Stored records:
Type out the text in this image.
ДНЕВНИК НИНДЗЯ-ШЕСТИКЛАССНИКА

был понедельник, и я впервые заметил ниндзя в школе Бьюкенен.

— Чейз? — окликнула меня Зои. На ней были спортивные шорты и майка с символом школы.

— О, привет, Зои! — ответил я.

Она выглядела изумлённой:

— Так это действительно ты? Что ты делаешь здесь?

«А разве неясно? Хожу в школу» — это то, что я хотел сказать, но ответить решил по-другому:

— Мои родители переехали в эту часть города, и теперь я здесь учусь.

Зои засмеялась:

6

Short problem:
Please reproduce each record precisely as written.

Completed exercise:
Type out the text in this image.
ДНЕВНИК НИНДЗЯ-ШЕСТИКЛАССНИКА

был понедельник, и я впервые заметил ниндзя в школе Бьюкенен.

— Чейз? — окликнула меня Зои. На ней были спортивные шорты и майка с символом школы.

— О, привет, Зои! — ответил я.

Она выглядела изумлённой:

— Так это действительно ты? Что ты делаешь здесь?

«А разве неясно? Хожу в школу» — это то, что я хотел сказать, но ответить решил по-другому:

— Мои родители переехали в эту часть города, и теперь я здесь учусь.

Зои засмеялась:

6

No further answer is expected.